[Saved entries]
*****
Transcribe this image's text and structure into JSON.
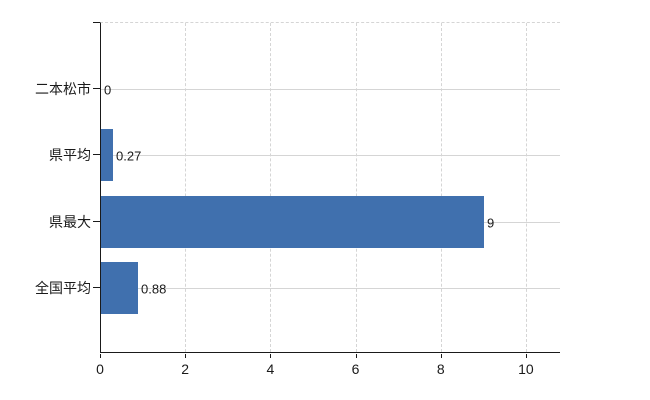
{
  "chart_data": {
    "type": "bar",
    "orientation": "horizontal",
    "title": "",
    "xlabel": "",
    "ylabel": "",
    "categories": [
      "二本松市",
      "県平均",
      "県最大",
      "全国平均"
    ],
    "values": [
      0,
      0.27,
      9,
      0.88
    ],
    "value_labels": [
      "0",
      "0.27",
      "9",
      "0.88"
    ],
    "xlim": [
      0,
      10.8
    ],
    "xticks": [
      0,
      2,
      4,
      6,
      8,
      10
    ],
    "xtick_labels": [
      "0",
      "2",
      "4",
      "6",
      "8",
      "10"
    ],
    "grid": true,
    "legend": false,
    "colors": {
      "bar": "#4070ae",
      "grid": "#d5d5d5",
      "axis": "#1a1a1a",
      "text": "#1a1a1a",
      "background": "#ffffff"
    }
  }
}
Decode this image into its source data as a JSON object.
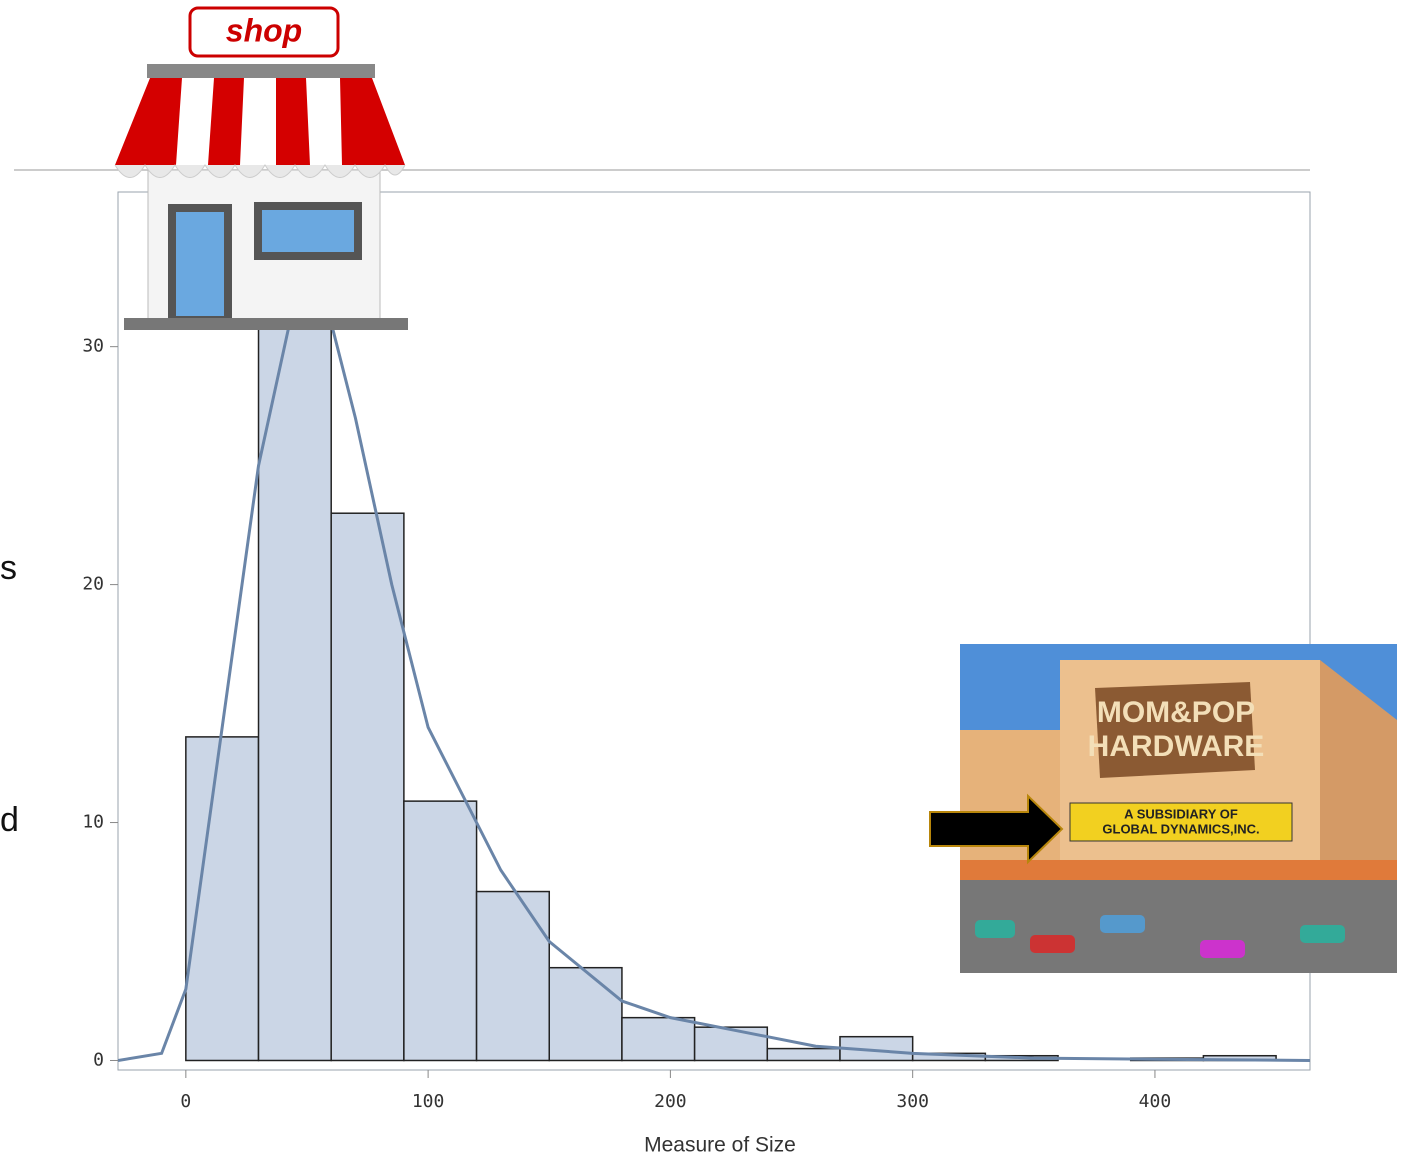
{
  "chart_data": {
    "type": "histogram",
    "bins": [
      0,
      30,
      60,
      90,
      120,
      150,
      180,
      210,
      240,
      270,
      300,
      330,
      360,
      390,
      420,
      450
    ],
    "values": [
      13.6,
      32,
      23,
      10.9,
      7.1,
      3.9,
      1.8,
      1.4,
      0.5,
      1.0,
      0.3,
      0.2,
      0,
      0.1,
      0.2
    ],
    "color": "#cbd6e6",
    "density": {
      "color": "#6a85a8",
      "x": [
        -28,
        -10,
        0,
        15,
        30,
        45,
        55,
        70,
        85,
        100,
        115,
        130,
        150,
        180,
        200,
        230,
        260,
        300,
        350,
        400,
        464
      ],
      "values": [
        0.0,
        0.3,
        3,
        14,
        25,
        32,
        33,
        27,
        20,
        14,
        11,
        8,
        5,
        2.5,
        1.8,
        1.2,
        0.6,
        0.3,
        0.1,
        0.05,
        0.0
      ]
    },
    "xlabel": "Measure of Size",
    "xlim": [
      -28,
      464
    ],
    "xticks": [
      0,
      100,
      200,
      300,
      400
    ],
    "ylim": [
      -0.4,
      36.5
    ],
    "yticks": [
      0,
      10,
      20,
      30
    ]
  },
  "side_text": [
    "s",
    "d"
  ],
  "shop_sign": "shop",
  "hardware_sign": [
    "MOM&POP",
    "HARDWARE"
  ],
  "subsidiary_sign": [
    "A SUBSIDIARY OF",
    "GLOBAL DYNAMICS,INC."
  ]
}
*****
#### What is expected:
Go through the listing above and work out how many lines contain the string "this". Reply with the number alone.

#### Response to the exercise:
2